Dataset records on visual material:
■ ■ ■

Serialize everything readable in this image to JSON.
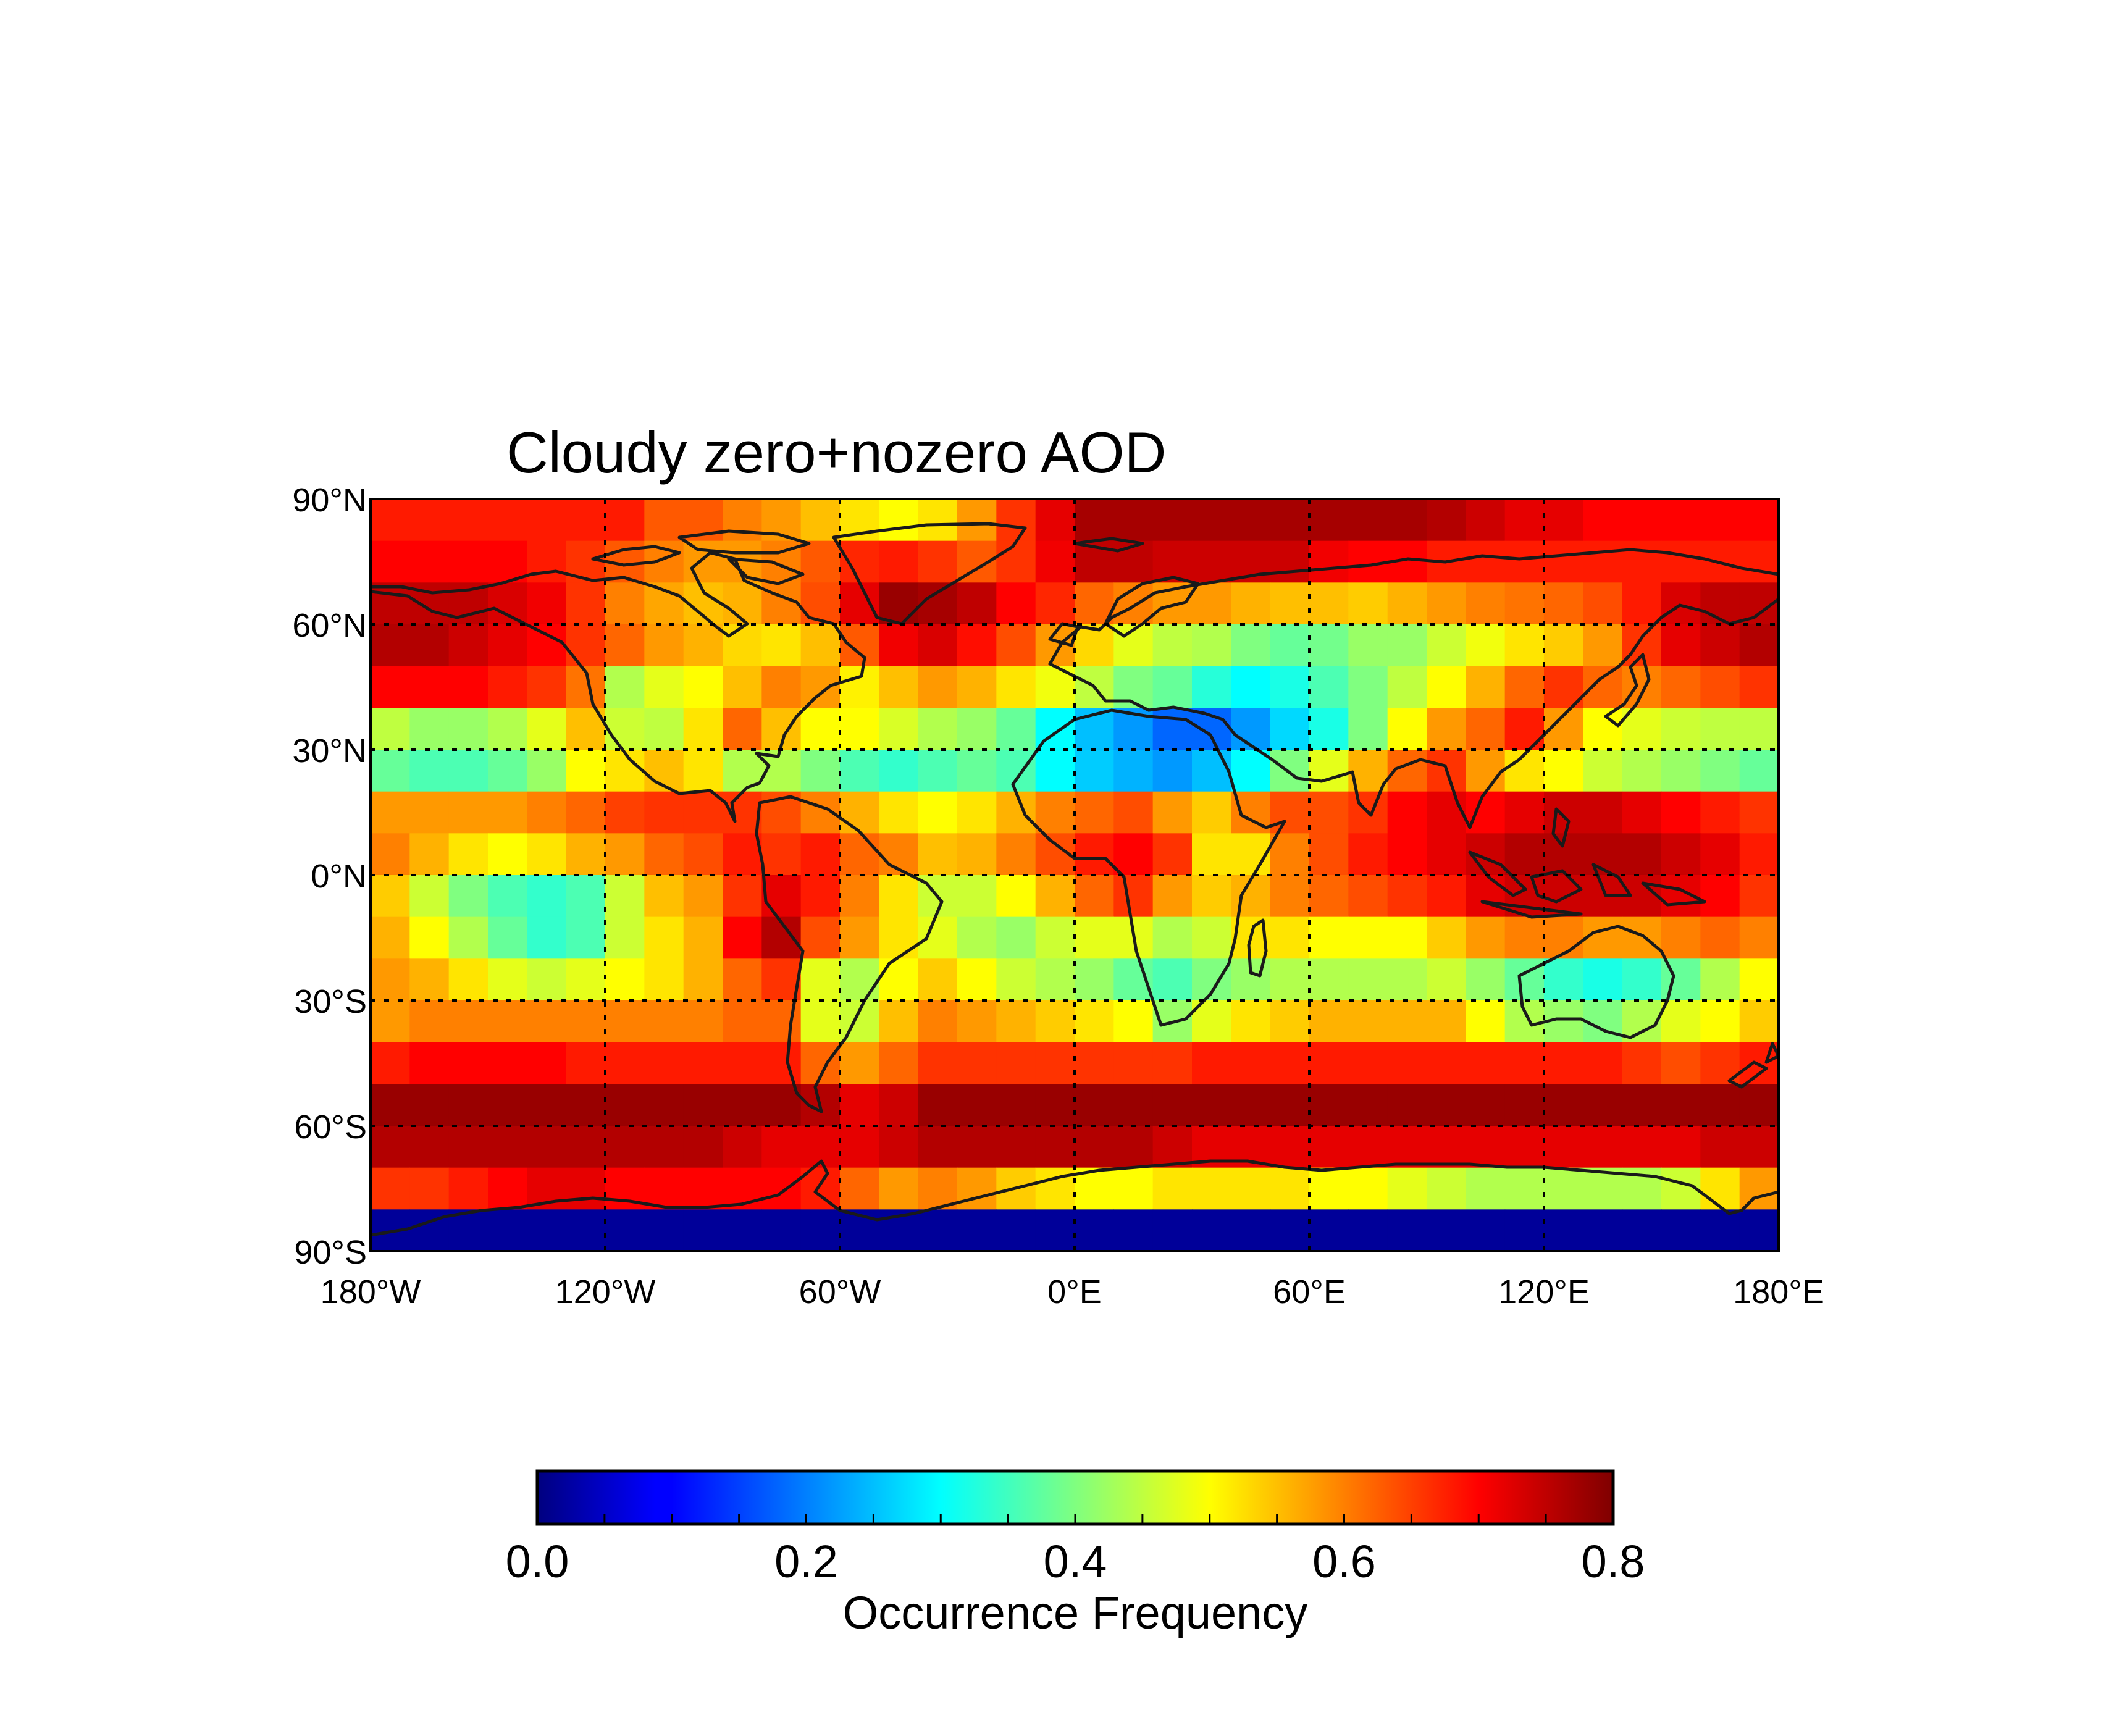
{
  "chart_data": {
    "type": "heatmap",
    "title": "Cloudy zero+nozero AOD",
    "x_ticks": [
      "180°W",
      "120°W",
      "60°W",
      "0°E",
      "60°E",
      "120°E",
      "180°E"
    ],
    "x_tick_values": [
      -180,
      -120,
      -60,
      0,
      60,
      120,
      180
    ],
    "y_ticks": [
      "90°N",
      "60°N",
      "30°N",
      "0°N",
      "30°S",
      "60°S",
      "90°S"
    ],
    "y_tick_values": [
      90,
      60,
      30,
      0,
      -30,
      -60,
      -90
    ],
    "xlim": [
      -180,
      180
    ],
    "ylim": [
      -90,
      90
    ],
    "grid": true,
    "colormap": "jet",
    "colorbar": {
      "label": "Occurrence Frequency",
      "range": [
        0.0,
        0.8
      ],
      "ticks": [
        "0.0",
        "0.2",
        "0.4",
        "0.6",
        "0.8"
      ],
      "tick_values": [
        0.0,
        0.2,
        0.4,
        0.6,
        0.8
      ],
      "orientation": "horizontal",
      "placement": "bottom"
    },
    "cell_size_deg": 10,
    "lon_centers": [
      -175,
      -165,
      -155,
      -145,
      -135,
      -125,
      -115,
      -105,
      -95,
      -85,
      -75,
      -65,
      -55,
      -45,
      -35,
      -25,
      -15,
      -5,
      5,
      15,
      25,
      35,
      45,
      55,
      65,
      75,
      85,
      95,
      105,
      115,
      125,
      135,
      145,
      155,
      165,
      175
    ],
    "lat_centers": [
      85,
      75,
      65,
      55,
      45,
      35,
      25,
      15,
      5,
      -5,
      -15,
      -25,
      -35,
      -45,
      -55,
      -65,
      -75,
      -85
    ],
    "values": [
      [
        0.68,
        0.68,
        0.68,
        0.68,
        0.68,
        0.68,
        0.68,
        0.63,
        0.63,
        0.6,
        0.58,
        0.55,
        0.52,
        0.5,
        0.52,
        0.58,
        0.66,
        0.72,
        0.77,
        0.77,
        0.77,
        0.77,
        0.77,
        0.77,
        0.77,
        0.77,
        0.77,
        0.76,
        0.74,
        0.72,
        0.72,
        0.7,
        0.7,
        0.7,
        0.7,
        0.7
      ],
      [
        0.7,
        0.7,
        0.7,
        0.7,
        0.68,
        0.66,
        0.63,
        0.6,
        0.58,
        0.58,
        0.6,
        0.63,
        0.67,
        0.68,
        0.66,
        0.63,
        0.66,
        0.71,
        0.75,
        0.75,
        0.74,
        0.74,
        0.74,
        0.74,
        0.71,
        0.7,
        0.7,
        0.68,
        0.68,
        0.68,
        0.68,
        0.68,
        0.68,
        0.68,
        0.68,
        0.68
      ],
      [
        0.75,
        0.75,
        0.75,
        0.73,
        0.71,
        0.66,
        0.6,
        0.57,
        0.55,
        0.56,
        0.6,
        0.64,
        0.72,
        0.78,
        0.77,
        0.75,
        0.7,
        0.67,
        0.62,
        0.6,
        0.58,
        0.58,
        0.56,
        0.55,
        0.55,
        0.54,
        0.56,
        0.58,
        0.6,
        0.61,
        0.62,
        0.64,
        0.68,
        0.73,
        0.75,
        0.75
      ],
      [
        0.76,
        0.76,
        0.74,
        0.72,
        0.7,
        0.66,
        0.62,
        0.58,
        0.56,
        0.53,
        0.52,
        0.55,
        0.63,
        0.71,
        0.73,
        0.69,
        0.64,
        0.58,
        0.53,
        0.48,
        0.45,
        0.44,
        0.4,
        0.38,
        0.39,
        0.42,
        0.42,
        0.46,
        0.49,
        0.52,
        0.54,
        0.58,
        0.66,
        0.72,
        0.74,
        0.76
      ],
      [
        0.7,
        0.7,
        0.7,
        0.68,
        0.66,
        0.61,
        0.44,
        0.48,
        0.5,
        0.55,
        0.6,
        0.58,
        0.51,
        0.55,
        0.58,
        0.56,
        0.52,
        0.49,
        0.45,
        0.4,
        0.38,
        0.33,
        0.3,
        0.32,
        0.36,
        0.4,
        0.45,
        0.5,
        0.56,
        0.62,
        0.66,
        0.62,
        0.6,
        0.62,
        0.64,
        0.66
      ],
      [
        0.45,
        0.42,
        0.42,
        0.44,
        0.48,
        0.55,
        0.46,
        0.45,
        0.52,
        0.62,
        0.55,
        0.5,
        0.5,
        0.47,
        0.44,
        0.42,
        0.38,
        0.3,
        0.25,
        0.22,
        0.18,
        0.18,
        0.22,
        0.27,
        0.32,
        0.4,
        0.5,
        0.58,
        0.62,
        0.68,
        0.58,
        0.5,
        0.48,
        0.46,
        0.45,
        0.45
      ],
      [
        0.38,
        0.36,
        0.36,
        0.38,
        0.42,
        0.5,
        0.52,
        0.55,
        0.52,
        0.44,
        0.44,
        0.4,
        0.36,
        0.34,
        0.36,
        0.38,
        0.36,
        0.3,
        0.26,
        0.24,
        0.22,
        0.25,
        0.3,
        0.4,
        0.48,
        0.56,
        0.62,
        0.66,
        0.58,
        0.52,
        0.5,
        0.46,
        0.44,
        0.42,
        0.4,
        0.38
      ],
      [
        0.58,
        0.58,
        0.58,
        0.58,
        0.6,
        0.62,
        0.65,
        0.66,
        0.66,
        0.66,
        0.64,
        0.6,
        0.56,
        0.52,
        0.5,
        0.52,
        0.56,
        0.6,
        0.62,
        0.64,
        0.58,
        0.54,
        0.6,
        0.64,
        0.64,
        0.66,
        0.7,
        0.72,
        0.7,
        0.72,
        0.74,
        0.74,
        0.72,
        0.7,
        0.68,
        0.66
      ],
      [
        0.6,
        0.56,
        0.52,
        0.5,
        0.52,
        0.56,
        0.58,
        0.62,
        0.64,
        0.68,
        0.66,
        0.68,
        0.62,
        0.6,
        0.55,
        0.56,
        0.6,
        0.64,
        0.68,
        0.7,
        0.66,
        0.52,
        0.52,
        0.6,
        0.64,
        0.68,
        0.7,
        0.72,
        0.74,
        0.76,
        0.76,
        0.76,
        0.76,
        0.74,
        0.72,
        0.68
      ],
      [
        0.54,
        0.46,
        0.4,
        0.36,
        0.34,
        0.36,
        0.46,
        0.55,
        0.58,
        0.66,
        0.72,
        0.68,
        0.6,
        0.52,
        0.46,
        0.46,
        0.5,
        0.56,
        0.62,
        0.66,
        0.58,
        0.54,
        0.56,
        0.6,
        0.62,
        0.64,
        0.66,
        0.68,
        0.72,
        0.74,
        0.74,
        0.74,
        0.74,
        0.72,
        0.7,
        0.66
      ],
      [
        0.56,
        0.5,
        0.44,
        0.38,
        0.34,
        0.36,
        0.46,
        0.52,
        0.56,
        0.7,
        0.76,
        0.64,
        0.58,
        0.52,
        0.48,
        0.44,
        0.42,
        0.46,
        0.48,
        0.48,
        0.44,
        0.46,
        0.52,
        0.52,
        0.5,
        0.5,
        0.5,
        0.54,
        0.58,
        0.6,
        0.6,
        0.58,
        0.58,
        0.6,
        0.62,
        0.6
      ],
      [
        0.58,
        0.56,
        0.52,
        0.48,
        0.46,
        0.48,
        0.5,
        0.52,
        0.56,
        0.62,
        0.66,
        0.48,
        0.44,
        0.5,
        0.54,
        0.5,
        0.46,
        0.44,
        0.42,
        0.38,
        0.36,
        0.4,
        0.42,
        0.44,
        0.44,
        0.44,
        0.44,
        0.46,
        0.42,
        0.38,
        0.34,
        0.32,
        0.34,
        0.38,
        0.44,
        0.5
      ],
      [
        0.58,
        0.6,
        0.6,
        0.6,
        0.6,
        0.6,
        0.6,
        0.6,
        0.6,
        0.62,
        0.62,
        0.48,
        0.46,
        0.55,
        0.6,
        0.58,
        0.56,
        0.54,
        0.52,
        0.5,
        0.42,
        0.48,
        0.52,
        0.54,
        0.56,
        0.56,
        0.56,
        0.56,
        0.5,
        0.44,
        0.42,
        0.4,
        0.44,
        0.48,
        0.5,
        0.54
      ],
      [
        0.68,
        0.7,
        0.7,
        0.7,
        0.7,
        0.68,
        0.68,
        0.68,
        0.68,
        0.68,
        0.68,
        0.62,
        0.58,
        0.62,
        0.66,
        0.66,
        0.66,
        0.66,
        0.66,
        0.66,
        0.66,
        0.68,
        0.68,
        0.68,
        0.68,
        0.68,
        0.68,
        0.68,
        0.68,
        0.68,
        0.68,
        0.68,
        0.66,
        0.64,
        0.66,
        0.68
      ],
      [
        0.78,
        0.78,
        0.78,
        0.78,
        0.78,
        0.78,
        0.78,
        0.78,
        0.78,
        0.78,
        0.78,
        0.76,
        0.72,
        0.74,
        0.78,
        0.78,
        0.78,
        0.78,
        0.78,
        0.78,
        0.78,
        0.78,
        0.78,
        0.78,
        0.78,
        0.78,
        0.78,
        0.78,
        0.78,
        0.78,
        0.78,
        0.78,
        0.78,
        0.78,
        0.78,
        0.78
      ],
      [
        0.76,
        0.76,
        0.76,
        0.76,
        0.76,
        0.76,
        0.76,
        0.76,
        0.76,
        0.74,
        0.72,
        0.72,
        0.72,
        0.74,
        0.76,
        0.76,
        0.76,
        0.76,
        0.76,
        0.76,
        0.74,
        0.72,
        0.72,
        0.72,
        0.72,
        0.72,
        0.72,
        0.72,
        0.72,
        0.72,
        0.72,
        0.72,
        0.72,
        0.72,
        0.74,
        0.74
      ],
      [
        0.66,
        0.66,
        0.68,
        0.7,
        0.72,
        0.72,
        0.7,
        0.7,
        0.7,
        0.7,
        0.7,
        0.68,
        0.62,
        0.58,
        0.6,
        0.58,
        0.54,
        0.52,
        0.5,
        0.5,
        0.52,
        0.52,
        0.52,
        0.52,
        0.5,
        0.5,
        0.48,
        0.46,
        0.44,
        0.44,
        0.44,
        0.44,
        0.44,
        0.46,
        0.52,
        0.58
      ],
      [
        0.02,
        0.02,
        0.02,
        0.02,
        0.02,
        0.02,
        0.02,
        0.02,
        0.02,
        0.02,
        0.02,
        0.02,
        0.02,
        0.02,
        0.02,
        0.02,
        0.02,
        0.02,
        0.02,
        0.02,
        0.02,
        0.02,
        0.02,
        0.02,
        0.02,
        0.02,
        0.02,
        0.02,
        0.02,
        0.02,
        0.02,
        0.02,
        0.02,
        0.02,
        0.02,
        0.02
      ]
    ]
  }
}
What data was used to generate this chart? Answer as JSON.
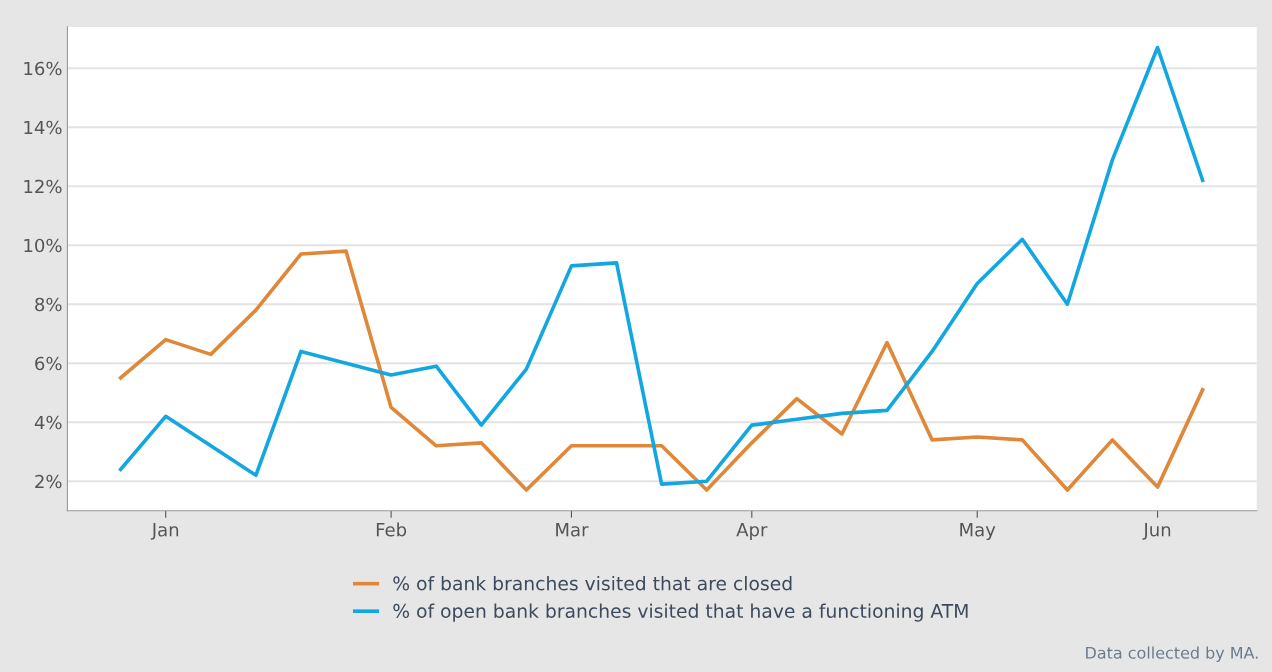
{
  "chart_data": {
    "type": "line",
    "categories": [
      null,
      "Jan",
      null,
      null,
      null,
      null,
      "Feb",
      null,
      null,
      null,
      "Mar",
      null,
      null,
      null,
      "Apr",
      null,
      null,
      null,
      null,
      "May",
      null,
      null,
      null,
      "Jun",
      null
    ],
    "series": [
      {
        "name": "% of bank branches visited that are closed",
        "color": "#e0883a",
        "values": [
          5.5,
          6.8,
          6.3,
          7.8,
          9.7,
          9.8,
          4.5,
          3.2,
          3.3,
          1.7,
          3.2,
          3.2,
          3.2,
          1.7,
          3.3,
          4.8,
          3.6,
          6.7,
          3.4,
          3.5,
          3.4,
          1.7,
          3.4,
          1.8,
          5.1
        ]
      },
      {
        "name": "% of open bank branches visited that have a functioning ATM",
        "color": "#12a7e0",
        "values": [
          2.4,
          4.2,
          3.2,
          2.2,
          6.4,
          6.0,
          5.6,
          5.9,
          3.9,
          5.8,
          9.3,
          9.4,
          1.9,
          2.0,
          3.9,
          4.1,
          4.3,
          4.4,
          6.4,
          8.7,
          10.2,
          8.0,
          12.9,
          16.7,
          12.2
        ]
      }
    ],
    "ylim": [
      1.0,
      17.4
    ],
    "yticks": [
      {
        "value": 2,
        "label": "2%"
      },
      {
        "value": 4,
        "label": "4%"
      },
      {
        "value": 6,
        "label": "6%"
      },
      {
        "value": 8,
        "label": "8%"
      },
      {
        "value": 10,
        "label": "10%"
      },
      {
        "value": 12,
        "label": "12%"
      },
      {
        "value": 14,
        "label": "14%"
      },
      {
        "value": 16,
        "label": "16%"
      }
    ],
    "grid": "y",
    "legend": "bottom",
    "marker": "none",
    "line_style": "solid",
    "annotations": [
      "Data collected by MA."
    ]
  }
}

■ ■ ■

### STATED TASK:
Search the records above for "branches". Copy each line where it is found.

### REPLY TO THE TASK:
        "name": "% of bank branches visited that are closed",
        "name": "% of open bank branches visited that have a functioning ATM",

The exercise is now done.